DO THIS ->
Below is a block of records; repeat each one exactly.

SUPPLIED DATA ->
────────────────

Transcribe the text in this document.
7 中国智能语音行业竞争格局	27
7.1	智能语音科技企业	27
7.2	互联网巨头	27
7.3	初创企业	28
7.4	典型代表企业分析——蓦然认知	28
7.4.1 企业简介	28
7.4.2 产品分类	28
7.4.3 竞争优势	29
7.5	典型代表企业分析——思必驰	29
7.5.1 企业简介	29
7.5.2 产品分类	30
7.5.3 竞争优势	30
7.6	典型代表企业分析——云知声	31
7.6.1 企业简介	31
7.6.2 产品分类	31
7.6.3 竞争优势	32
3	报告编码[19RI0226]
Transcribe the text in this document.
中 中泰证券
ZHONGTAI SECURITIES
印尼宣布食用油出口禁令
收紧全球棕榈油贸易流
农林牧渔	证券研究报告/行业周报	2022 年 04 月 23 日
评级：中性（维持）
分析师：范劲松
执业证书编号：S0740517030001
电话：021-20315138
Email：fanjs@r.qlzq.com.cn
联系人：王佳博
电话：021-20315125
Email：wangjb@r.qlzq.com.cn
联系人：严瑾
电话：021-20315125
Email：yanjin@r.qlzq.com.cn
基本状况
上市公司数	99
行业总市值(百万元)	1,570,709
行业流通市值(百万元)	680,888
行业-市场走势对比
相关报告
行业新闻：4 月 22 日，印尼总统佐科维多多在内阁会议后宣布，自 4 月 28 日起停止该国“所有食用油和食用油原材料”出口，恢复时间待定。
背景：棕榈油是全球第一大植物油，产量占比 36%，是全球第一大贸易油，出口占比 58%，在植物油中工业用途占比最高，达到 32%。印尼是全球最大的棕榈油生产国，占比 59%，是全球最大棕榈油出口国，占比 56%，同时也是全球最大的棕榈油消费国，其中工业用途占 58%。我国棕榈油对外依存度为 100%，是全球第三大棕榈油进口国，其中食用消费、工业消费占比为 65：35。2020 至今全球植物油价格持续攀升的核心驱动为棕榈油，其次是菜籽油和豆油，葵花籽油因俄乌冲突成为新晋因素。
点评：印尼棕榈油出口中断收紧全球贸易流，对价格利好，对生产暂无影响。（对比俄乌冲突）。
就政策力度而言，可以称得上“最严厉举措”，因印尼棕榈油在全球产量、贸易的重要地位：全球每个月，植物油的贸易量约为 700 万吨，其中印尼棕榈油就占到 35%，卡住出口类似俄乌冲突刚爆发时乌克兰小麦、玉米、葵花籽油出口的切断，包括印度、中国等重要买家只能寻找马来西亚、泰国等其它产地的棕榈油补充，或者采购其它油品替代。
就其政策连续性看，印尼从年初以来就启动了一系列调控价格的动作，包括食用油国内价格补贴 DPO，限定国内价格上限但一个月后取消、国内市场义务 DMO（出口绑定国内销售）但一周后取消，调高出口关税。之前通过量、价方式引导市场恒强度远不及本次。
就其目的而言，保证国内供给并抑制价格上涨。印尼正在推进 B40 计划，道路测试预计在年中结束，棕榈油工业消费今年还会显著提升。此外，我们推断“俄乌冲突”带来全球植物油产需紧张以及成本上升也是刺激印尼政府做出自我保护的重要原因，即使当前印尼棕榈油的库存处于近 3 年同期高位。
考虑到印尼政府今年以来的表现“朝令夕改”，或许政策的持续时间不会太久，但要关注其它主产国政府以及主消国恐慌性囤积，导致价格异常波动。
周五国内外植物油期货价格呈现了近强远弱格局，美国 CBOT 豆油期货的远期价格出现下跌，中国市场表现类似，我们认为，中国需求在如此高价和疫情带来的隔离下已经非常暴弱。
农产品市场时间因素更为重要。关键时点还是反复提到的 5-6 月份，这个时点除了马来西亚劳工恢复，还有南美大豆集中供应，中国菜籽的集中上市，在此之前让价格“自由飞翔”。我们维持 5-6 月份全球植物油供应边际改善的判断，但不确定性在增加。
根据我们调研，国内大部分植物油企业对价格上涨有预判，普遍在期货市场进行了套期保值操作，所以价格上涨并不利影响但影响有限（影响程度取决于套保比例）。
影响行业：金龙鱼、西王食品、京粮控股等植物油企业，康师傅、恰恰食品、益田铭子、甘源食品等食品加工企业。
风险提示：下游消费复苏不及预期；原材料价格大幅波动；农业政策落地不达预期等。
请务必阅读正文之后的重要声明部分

────────────────

WRITTEN ANSWER ->
Transcribe the text in this document.
7 中国智能语音行业竞争格局	27
7.1	智能语音科技企业	27
7.2	互联网巨头	27
7.3	初创企业	28
7.4	典型代表企业分析——蓦然认知	28
7.4.1 企业简介	28
7.4.2 产品分类	28
7.4.3 竞争优势	29
7.5	典型代表企业分析——思必驰	29
7.5.1 企业简介	29
7.5.2 产品分类	30
7.5.3 竞争优势	30
7.6	典型代表企业分析——云知声	31
7.6.1 企业简介	31
7.6.2 产品分类	31
7.6.3 竞争优势	32
3	报告编码[19RI0226]
Transcribe the text in this document.
中 中泰证券
ZHONGTAI SECURITIES
印尼宣布食用油出口禁令
收紧全球棕榈油贸易流
农林牧渔	证券研究报告/行业周报	2022 年 04 月 23 日
评级：中性（维持）
分析师：范劲松
执业证书编号：S0740517030001
电话：021-20315138
Email：fanjs@r.qlzq.com.cn
联系人：王佳博
电话：021-20315125
Email：wangjb@r.qlzq.com.cn
联系人：严瑾
电话：021-20315125
Email：yanjin@r.qlzq.com.cn
基本状况
上市公司数	99
行业总市值(百万元)	1,570,709
行业流通市值(百万元)	680,888
行业-市场走势对比
相关报告
行业新闻：4 月 22 日，印尼总统佐科维多多在内阁会议后宣布，自 4 月 28 日起停止该国“所有食用油和食用油原材料”出口，恢复时间待定。
背景：棕榈油是全球第一大植物油，产量占比 36%，是全球第一大贸易油，出口占比 58%，在植物油中工业用途占比最高，达到 32%。印尼是全球最大的棕榈油生产国，占比 59%，是全球最大棕榈油出口国，占比 56%，同时也是全球最大的棕榈油消费国，其中工业用途占 58%。我国棕榈油对外依存度为 100%，是全球第三大棕榈油进口国，其中食用消费、工业消费占比为 65：35。2020 至今全球植物油价格持续攀升的核心驱动为棕榈油，其次是菜籽油和豆油，葵花籽油因俄乌冲突成为新晋因素。
点评：印尼棕榈油出口中断收紧全球贸易流，对价格利好，对生产暂无影响。（对比俄乌冲突）。
就政策力度而言，可以称得上“最严厉举措”，因印尼棕榈油在全球产量、贸易的重要地位：全球每个月，植物油的贸易量约为 700 万吨，其中印尼棕榈油就占到 35%，卡住出口类似俄乌冲突刚爆发时乌克兰小麦、玉米、葵花籽油出口的切断，包括印度、中国等重要买家只能寻找马来西亚、泰国等其它产地的棕榈油补充，或者采购其它油品替代。
就其政策连续性看，印尼从年初以来就启动了一系列调控价格的动作，包括食用油国内价格补贴 DPO，限定国内价格上限但一个月后取消、国内市场义务 DMO（出口绑定国内销售）但一周后取消，调高出口关税。之前通过量、价方式引导市场恒强度远不及本次。
就其目的而言，保证国内供给并抑制价格上涨。印尼正在推进 B40 计划，道路测试预计在年中结束，棕榈油工业消费今年还会显著提升。此外，我们推断“俄乌冲突”带来全球植物油产需紧张以及成本上升也是刺激印尼政府做出自我保护的重要原因，即使当前印尼棕榈油的库存处于近 3 年同期高位。
考虑到印尼政府今年以来的表现“朝令夕改”，或许政策的持续时间不会太久，但要关注其它主产国政府以及主消国恐慌性囤积，导致价格异常波动。
周五国内外植物油期货价格呈现了近强远弱格局，美国 CBOT 豆油期货的远期价格出现下跌，中国市场表现类似，我们认为，中国需求在如此高价和疫情带来的隔离下已经非常暴弱。
农产品市场时间因素更为重要。关键时点还是反复提到的 5-6 月份，这个时点除了马来西亚劳工恢复，还有南美大豆集中供应，中国菜籽的集中上市，在此之前让价格“自由飞翔”。我们维持 5-6 月份全球植物油供应边际改善的判断，但不确定性在增加。
根据我们调研，国内大部分植物油企业对价格上涨有预判，普遍在期货市场进行了套期保值操作，所以价格上涨并不利影响但影响有限（影响程度取决于套保比例）。
影响行业：金龙鱼、西王食品、京粮控股等植物油企业，康师傅、恰恰食品、益田铭子、甘源食品等食品加工企业。
风险提示：下游消费复苏不及预期；原材料价格大幅波动；农业政策落地不达预期等。
请务必阅读正文之后的重要声明部分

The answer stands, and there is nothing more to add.